ページ抜粋:
—————

AI学習の新たな道を切り開く(Charting new paths in AI learning)


2024-02-28 スイス連邦工科大学ローザンヌ校(EPFL)

©EPFL/iStock photos (da-kuk)©EPFL/iStock photos (da-kuk)

EPFLの研究者は、AIの学習プロセスにおけるStochastic Gradient Descent(SGD)の役割を明らかにした。研究では、データサンプルのサイズと学習ステップの大きさの変更がAIの学習結果に影響することが示され、3つの異なるシナリオが特性に応じて学習プロセスに影響を与えることが明らかにされた。この研究は、各アプリケーションのニーズに合わせて学習プロセスを調整する重要性を強調している。


確率的勾配降下の異なる領域について On the different regimes of stochastic gradient descent

Antonio Sclocchi and Matthieu Wyart
Proceedings of the National Academy of Sciences  Published:February 20, 2024


The success of deep learning contrasts with its limited understanding. One example is stochastic gradient descent, the main algorithm used to train neural networks. It depends on hyperparameters whose choice has little theoretical guidance and relies on expensive trial-and-error procedures. In this work, we clarify how these hyperparameters affect the training dynamics of neural networks, leading to a phase diagram with distinct dynamical regimes. Our results explain the surprising observation that these hyperparameters strongly depend on the number of data available. We show that this dependence is controlled by the difficulty of the task being learned.

—————

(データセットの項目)
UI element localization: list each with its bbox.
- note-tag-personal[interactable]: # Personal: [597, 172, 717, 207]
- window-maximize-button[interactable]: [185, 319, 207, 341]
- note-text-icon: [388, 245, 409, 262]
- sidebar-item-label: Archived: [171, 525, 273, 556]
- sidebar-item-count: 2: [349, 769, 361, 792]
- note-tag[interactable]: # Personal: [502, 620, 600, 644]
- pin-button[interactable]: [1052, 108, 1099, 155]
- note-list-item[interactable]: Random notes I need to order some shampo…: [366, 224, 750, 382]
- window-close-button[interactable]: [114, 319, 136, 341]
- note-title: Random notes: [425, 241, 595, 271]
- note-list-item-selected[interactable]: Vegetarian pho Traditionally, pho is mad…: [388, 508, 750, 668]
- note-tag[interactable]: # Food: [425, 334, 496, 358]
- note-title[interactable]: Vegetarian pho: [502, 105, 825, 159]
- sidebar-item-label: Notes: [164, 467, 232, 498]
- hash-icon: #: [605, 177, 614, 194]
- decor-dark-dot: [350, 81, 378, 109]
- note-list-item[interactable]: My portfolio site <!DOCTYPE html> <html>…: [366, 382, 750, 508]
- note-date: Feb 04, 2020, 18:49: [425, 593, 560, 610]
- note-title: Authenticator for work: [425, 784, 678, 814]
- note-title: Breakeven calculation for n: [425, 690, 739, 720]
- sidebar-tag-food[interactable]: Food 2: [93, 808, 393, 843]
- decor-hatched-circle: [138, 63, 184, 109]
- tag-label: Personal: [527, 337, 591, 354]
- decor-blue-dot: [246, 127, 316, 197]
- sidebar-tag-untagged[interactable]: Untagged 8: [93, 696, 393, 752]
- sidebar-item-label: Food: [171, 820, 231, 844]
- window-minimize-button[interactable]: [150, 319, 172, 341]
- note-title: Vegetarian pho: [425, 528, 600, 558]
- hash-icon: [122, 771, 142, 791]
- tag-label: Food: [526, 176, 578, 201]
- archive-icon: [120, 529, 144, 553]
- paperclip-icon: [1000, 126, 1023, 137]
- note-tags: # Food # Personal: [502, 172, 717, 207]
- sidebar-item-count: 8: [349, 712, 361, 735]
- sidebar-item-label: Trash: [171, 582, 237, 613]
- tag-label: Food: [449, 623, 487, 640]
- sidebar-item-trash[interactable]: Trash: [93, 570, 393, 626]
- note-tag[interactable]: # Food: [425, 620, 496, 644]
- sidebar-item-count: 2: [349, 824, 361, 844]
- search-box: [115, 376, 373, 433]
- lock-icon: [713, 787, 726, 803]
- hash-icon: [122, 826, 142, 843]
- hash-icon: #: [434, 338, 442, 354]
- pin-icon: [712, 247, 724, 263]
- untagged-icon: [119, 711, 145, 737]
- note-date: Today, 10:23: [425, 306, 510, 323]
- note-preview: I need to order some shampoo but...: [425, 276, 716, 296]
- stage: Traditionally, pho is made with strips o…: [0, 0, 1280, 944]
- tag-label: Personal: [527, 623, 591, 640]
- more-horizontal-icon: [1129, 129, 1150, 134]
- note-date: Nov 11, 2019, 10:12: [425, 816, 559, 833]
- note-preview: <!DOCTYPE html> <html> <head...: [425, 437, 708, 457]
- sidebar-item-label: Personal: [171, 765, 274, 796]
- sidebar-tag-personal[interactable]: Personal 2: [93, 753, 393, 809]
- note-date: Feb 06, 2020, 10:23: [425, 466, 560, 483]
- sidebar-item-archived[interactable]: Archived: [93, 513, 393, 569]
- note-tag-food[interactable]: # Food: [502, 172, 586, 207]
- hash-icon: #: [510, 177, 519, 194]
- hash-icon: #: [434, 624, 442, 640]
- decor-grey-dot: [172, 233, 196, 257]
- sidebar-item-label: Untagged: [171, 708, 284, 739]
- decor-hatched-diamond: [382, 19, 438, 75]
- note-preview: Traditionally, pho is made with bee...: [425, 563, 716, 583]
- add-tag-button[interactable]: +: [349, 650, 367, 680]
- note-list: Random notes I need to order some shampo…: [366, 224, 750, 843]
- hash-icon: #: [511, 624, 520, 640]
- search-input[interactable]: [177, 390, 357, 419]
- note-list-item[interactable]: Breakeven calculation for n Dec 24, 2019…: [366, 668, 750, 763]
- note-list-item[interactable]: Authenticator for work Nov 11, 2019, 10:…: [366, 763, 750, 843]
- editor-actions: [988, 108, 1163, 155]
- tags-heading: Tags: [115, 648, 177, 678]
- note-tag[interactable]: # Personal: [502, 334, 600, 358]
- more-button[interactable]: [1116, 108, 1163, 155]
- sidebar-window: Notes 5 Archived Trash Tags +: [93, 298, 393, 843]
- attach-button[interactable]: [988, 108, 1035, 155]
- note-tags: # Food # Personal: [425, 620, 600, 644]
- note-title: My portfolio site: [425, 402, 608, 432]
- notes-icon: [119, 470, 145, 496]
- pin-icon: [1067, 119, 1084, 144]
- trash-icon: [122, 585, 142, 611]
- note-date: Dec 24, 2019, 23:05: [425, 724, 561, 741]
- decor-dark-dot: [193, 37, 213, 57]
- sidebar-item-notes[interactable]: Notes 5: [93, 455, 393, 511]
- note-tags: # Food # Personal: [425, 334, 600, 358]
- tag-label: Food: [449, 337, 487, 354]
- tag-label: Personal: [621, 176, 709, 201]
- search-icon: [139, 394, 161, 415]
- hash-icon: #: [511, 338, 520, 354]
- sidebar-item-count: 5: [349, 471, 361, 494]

—————

作業内容:
#1 ページ抜粋に基づき、紹介されている論文が掲載された学術誌の名前を答えよ。
#2 ページ抜粋のうち、「Antonio Sclocchi and」から「task being learned.」までを両端も含めて一字一句そのまま書き写せ。
データはページ抜粋の内容とは関係がない。

解答一覧:
#1 Proceedings of the National Academy of Sciences

#2
Antonio Sclocchi and Matthieu Wyart
Proceedings of the National Academy of Sciences  Published:February 20, 2024


The success of deep learning contrasts with its limited understanding. One example is stochastic gradient descent, the main algorithm used to train neural networks. It depends on hyperparameters whose choice has little theoretical guidance and relies on expensive trial-and-error procedures. In this work, we clarify how these hyperparameters affect the training dynamics of neural networks, leading to a phase diagram with distinct dynamical regimes. Our results explain the surprising observation that these hyperparameters strongly depend on the number of data available. We show that this dependence is controlled by the difficulty of the task being learned.